**Tasks to carry out**
(a) List every kind of love that the interview about the short story collection names in its opening sentence.
(b) Write the next few lines of the interview about the short story collection, picking up after its final sentence.

**Source text**
★ ★ ★ ★ ★ ★ ★

It's a collection of short stories, mostly about all kinds of love, from romantic love, to sibling love, to passionate love between coworkers.
(romantic music) - How did you assemble this collection?
I was completely entranced by it.
It's as you said, it's an exploration of the vagaries of love, and all of its disguises, all of its forms, how it can twist us, as well as how it can heal us.
- It was interesting to assemble them.
And one is, is a 14 year old girl, just at the cusp, just at the moment when she discovers that she might be a writer, and then somebody in her mid-twenties just started to make that commitment.
And then, somebody later who is working on her third book.
And, and those were sort of the pillars.
They're very, very different characters in different situations, but I felt like those were the pillars of the collection, kind of holding it all up.
(romantic music playing) - What feels easier to you, novels or short stories?
- You know, a novel requires so much more of that kind of real commitment, but stories are hard.
I mean, to make a story really work, it's like a little tiny, you know, jewelry box, and it just, everything just has to be so, fit in so well.

★ ★ ★ ★ ★ ★ ★

**Listed entries**
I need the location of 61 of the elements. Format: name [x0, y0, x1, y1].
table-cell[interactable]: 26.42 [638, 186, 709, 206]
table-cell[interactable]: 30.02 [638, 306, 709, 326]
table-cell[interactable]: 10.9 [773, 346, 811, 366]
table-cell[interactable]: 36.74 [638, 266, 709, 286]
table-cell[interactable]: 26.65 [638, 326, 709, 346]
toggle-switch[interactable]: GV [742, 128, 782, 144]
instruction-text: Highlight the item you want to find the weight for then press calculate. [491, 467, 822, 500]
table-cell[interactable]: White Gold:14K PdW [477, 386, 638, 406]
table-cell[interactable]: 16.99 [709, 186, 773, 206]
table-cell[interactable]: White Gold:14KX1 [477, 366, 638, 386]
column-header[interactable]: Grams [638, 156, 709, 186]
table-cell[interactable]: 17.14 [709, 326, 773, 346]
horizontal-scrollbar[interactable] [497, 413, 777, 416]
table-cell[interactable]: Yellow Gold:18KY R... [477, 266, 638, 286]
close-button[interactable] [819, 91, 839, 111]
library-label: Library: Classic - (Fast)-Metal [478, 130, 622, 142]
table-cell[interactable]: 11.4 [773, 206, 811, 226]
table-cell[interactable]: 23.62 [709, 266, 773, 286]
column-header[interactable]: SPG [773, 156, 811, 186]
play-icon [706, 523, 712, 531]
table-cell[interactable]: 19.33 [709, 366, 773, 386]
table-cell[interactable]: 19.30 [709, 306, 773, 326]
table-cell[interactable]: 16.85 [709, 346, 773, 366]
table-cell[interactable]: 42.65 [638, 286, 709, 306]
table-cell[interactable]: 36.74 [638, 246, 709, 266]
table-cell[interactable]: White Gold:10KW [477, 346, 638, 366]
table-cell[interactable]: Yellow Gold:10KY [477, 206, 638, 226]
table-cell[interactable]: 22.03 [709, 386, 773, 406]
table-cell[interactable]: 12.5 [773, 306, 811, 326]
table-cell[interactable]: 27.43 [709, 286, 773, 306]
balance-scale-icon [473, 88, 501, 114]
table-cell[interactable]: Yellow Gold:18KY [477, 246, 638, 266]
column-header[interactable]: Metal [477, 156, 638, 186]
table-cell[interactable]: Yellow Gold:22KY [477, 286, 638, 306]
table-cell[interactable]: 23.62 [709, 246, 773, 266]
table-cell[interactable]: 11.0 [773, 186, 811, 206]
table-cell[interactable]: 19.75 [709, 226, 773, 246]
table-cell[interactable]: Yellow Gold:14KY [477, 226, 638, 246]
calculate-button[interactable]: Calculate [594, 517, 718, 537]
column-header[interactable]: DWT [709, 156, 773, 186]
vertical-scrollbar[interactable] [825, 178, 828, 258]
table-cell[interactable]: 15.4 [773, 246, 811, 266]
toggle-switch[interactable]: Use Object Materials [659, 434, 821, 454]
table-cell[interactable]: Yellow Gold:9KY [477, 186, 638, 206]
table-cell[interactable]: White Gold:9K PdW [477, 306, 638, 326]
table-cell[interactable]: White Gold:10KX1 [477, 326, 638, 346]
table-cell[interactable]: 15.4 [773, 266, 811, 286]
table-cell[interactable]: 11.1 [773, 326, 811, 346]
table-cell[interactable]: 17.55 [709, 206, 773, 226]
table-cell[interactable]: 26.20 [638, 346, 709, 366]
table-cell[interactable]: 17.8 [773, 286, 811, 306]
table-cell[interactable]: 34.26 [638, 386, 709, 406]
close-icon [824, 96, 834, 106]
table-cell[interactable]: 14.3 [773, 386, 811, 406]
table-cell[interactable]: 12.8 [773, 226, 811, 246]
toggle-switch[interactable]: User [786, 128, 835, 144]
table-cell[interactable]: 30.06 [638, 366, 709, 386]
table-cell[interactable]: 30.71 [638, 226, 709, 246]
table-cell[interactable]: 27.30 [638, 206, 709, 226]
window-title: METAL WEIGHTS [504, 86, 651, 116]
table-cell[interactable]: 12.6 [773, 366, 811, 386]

★ ★ ★ ★ ★ ★ ★

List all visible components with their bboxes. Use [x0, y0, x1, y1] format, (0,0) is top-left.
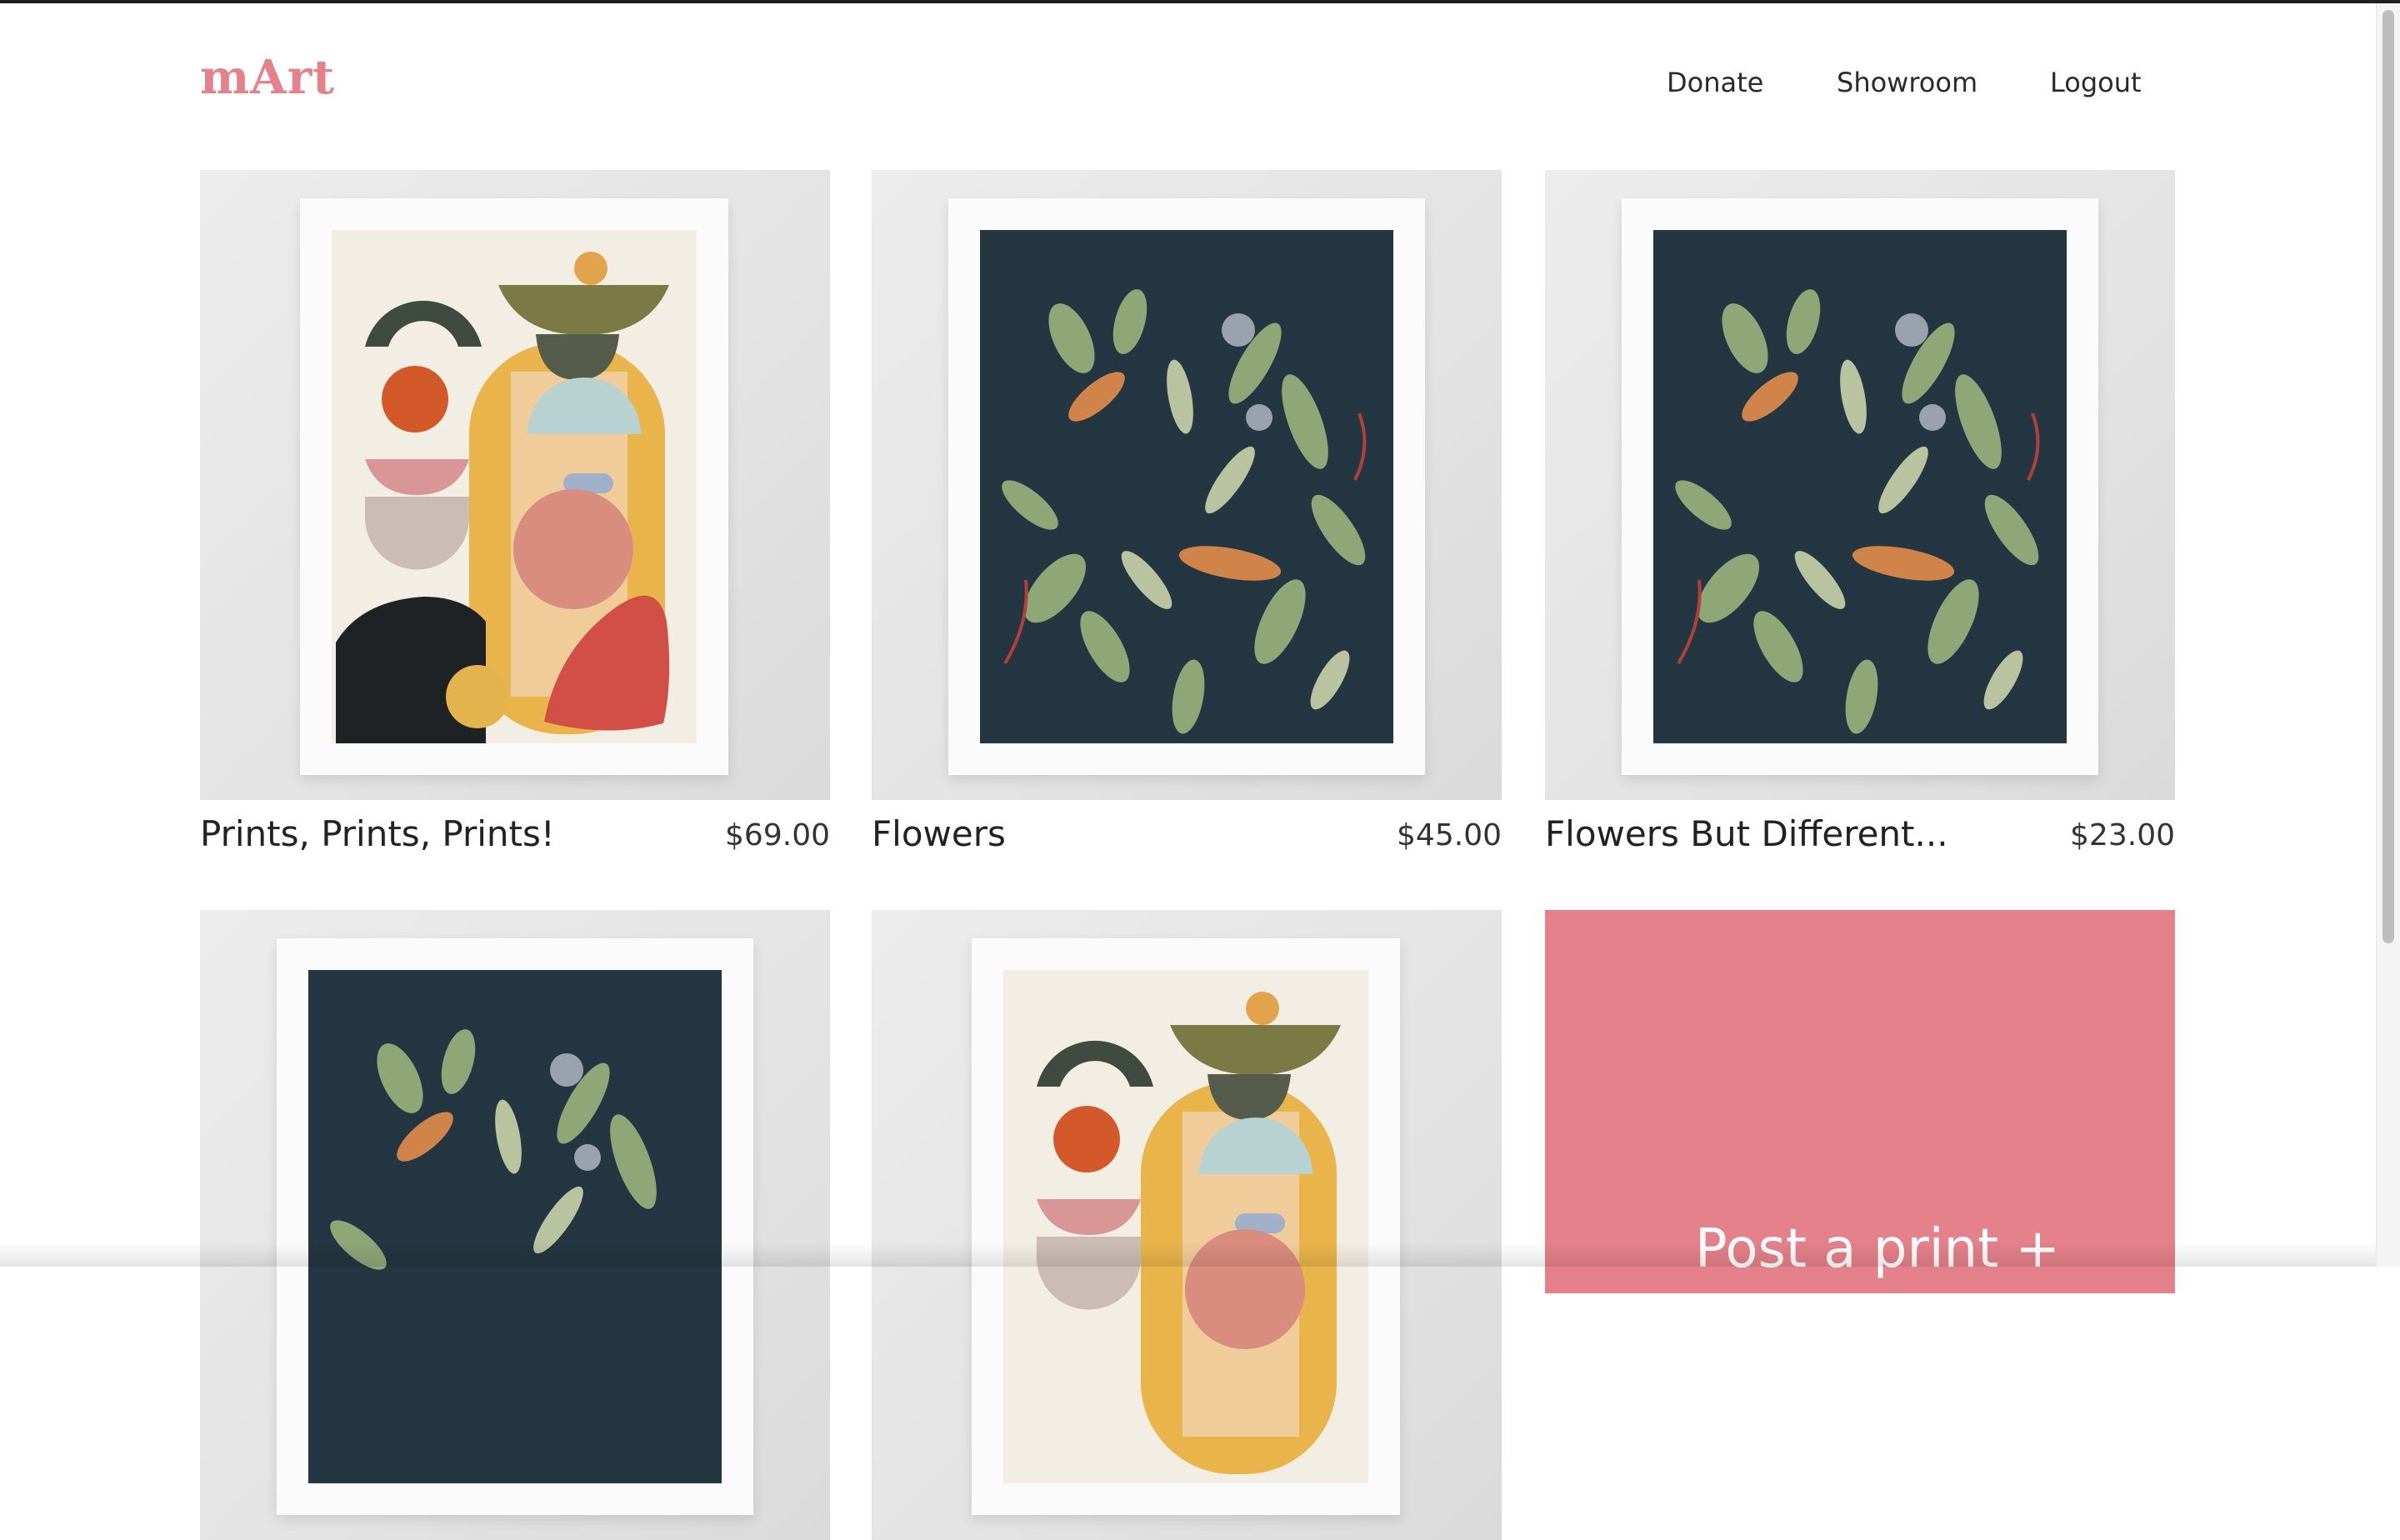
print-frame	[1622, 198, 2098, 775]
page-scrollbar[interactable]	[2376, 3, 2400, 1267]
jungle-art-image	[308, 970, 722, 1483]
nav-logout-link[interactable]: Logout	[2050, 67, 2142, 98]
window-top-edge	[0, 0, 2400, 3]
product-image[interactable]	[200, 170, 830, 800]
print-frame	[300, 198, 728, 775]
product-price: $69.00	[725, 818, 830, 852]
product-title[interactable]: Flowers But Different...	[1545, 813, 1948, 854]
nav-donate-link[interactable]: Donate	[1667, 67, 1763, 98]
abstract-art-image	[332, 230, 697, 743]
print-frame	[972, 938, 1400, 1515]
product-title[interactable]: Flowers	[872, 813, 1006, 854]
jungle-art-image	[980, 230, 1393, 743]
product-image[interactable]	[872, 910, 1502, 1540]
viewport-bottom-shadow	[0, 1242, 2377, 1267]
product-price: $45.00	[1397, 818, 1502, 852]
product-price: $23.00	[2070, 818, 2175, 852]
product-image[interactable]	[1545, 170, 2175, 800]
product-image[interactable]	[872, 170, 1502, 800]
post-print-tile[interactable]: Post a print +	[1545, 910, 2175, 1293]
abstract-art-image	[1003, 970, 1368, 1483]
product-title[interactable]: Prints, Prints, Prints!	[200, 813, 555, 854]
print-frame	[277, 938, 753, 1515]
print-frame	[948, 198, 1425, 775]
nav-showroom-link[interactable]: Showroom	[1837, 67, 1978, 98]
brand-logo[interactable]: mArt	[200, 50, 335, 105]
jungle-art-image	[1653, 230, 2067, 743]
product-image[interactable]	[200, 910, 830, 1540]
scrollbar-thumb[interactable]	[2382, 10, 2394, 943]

★ ★ ★ ★ ★ ★ ★

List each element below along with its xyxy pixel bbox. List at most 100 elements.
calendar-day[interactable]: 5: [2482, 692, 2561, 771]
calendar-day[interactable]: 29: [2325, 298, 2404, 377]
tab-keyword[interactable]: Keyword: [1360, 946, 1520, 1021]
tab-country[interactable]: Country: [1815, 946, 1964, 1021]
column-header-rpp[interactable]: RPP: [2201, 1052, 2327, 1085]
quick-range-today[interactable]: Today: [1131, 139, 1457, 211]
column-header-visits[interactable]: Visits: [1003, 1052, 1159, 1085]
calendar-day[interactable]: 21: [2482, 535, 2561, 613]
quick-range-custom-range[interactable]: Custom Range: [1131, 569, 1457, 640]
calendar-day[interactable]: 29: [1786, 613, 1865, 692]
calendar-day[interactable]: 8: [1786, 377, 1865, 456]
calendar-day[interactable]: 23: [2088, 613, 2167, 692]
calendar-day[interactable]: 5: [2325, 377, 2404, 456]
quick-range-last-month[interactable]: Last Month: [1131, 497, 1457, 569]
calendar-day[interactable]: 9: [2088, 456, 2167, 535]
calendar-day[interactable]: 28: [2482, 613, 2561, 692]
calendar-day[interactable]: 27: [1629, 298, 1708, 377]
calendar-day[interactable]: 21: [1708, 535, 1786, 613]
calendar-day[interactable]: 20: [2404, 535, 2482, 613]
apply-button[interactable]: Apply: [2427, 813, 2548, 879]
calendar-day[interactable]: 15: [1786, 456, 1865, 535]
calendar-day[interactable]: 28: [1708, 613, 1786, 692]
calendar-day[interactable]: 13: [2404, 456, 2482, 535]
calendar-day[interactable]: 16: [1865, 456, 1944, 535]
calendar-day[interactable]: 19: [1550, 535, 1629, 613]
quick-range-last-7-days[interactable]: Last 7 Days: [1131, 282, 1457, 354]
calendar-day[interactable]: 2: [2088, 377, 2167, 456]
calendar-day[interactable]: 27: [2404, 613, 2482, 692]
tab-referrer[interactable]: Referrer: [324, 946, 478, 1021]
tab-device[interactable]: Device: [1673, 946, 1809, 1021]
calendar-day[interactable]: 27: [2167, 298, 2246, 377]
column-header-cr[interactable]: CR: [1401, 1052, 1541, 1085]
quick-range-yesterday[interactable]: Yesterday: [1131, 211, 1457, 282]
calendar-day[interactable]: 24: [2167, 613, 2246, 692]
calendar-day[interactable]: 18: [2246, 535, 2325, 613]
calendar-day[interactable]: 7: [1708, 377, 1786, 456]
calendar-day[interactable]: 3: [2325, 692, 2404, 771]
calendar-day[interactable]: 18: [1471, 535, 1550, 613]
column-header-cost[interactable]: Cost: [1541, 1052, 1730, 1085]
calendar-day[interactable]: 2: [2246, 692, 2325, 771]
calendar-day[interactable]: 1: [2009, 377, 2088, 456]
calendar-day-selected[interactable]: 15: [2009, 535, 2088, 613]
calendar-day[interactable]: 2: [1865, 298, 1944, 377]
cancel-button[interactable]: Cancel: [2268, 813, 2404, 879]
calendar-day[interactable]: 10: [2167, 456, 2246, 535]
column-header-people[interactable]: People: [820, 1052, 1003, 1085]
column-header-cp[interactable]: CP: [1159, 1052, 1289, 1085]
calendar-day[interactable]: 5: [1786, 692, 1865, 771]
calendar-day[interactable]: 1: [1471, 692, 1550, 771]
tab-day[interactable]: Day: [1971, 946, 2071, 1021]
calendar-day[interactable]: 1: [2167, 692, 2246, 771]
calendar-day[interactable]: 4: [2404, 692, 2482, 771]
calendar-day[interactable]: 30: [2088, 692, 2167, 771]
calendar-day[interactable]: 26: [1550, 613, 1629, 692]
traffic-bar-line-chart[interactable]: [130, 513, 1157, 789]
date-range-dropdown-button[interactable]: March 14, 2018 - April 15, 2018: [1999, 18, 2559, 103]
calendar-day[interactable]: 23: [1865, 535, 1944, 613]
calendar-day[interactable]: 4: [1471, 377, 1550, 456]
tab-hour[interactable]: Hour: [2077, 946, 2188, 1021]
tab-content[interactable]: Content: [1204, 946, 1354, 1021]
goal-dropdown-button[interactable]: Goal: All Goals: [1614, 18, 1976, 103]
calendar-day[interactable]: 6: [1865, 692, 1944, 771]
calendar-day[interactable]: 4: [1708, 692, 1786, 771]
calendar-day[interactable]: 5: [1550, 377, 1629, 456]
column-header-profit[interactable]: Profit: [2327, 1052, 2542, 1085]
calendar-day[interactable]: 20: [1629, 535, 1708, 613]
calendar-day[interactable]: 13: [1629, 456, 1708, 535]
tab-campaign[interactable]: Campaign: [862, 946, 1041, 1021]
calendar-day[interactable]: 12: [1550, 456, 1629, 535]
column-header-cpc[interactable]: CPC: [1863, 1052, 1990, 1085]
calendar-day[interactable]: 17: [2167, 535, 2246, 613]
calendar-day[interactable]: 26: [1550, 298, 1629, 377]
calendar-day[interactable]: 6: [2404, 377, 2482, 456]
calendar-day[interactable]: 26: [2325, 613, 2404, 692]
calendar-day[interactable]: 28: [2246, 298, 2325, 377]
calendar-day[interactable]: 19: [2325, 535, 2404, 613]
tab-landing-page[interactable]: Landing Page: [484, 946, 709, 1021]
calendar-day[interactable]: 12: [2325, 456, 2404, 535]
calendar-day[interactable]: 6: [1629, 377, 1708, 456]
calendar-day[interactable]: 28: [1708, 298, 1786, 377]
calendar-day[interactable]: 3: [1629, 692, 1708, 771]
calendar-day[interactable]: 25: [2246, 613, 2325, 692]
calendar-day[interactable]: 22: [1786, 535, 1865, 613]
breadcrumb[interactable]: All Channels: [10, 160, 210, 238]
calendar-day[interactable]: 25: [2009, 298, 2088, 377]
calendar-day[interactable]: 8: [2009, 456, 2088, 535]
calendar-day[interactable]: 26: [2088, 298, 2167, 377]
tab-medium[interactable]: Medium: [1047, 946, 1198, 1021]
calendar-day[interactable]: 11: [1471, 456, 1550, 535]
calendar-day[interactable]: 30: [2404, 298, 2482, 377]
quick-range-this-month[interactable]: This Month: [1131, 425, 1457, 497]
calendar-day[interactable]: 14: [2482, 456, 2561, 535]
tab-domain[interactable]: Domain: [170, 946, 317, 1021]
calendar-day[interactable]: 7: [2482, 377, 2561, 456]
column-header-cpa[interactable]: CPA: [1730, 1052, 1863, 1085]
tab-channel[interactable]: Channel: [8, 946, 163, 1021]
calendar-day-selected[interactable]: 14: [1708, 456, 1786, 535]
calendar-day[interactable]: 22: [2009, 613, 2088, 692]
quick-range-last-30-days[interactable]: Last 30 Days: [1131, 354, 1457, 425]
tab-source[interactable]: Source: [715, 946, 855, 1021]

★ ★ ★ ★ ★ ★ ★

**Answers by task**
(a)
romantic love
sibling love
passionate love between coworkers

(b)
And that's really what I wanna give people, you know kind of some fresh memory, you know, some some interesting situations and you know that they go on kind of an emotional arc of their own as they read the story.
- Lily, thank you so much for being here.
This has been a delight.
- No, thank you so much.
I loved it so much.
- [JT Ellison] And thank you for watching a word on words.
For more of our conversation, please visit a word on words.org.
I'm JT Ellison, keep reading.
- [Lily] I don't often know where the ending is.
I certainly remember writing the ending of my first novel.
I was just writing along and I wrote this sentence and it was like, my pencil wouldn't go anymore.
But there, there is kind of a, just a moment where you, oh!
I've said what I had to say and that's it.